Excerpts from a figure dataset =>
---
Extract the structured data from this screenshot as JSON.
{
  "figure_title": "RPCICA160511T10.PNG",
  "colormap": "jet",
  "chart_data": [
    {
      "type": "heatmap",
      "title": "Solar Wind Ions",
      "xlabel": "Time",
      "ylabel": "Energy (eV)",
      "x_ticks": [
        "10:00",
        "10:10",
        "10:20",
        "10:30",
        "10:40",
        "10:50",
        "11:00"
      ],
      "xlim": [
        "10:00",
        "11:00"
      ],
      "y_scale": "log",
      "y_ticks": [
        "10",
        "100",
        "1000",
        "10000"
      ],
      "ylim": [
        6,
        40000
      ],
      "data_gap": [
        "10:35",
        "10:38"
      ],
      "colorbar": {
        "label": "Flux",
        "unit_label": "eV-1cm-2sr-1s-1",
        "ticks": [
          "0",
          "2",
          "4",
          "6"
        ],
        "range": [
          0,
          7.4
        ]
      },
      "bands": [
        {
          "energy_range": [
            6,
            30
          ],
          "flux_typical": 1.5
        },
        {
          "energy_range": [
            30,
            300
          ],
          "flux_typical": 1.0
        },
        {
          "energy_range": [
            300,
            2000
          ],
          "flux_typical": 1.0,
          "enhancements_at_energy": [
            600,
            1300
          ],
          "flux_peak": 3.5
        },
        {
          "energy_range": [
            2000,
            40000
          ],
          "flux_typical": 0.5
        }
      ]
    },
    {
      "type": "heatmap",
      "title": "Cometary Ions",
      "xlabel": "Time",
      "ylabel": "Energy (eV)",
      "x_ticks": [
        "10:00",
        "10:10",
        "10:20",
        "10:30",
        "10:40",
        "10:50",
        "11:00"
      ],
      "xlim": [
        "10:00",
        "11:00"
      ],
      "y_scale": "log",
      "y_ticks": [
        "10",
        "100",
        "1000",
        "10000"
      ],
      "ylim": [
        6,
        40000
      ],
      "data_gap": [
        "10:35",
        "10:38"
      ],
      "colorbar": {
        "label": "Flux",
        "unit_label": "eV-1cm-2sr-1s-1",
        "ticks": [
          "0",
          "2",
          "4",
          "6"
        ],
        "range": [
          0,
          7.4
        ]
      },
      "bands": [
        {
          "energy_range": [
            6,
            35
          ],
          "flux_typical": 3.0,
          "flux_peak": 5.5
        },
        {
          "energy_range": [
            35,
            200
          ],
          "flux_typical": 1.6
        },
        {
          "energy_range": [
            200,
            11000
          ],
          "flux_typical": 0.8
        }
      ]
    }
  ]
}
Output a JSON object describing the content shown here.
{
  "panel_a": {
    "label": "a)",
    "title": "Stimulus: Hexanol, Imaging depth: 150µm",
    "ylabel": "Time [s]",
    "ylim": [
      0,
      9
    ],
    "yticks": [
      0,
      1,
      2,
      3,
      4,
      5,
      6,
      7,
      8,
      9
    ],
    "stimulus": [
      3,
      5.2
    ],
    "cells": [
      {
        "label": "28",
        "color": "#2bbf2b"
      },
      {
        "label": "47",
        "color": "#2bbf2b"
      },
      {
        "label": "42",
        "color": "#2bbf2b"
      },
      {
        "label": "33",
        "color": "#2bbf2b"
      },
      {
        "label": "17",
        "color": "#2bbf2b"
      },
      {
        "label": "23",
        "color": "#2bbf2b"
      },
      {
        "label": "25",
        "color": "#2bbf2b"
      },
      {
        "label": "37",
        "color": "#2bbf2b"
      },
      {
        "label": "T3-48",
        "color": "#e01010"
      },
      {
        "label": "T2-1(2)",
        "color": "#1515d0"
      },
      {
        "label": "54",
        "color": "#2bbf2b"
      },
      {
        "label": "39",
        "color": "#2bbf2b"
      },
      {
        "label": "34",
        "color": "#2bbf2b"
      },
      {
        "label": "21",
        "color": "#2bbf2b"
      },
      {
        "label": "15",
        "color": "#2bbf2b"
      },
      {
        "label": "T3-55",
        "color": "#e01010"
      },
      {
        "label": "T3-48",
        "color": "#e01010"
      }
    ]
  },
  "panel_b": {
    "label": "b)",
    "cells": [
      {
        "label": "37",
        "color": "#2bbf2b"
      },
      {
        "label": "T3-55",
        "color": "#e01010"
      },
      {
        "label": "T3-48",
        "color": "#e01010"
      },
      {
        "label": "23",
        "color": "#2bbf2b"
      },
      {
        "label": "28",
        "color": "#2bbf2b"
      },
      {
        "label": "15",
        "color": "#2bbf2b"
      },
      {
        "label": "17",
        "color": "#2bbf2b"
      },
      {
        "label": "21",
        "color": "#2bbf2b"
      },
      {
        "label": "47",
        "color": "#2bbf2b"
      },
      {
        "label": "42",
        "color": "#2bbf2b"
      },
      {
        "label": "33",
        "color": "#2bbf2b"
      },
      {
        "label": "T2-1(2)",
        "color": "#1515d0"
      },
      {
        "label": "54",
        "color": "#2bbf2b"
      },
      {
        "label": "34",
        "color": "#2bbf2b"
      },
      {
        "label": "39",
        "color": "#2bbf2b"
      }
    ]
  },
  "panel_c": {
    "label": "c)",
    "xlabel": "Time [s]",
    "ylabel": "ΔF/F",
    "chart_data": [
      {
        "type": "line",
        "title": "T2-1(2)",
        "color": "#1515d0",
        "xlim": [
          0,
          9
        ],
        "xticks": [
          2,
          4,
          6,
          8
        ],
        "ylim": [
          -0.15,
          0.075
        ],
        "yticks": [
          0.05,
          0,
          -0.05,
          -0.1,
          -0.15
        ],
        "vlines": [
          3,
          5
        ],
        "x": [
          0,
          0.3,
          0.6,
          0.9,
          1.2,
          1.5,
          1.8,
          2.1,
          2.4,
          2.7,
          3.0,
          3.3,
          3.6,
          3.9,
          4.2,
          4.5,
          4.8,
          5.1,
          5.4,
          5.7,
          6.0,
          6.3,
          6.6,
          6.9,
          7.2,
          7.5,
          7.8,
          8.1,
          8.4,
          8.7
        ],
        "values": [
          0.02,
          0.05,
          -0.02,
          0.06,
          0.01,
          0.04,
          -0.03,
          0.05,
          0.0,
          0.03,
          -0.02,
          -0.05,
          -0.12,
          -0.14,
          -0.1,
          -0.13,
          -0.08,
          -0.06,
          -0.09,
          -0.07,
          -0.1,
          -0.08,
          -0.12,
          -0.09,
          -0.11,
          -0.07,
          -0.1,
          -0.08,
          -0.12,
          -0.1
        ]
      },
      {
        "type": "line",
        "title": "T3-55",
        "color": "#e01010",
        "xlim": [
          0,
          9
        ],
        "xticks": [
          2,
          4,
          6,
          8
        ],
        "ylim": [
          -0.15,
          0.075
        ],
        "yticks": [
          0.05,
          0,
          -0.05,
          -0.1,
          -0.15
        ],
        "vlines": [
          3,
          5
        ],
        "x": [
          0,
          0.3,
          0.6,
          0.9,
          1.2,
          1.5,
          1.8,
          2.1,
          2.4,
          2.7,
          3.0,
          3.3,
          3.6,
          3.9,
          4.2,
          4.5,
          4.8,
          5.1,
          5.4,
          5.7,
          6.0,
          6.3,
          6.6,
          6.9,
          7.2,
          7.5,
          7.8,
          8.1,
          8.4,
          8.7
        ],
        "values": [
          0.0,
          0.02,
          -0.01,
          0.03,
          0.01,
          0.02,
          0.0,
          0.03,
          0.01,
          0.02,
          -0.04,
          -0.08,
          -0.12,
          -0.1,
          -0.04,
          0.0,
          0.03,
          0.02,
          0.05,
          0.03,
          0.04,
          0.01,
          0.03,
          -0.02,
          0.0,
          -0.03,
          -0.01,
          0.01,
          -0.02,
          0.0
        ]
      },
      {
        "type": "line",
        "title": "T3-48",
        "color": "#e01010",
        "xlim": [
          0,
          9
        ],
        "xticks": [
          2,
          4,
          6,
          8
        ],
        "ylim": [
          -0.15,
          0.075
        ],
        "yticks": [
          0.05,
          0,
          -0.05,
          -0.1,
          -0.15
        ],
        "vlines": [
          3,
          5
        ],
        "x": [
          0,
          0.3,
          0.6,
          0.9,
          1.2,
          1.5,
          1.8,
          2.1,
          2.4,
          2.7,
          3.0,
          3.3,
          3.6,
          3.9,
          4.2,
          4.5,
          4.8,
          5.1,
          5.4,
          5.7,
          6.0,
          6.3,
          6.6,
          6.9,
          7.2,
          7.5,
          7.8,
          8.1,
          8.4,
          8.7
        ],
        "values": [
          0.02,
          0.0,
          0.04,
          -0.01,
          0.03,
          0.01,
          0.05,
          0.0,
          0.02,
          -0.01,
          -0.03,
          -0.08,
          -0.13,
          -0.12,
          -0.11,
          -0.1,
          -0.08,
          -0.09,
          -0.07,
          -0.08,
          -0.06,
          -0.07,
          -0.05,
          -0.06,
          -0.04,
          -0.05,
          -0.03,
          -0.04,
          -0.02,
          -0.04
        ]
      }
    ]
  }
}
---
Aim of the exercise => Return all lines containing the word "Ions".

Reply to the task =>
      "title": "Solar Wind Ions",
      "title": "Cometary Ions",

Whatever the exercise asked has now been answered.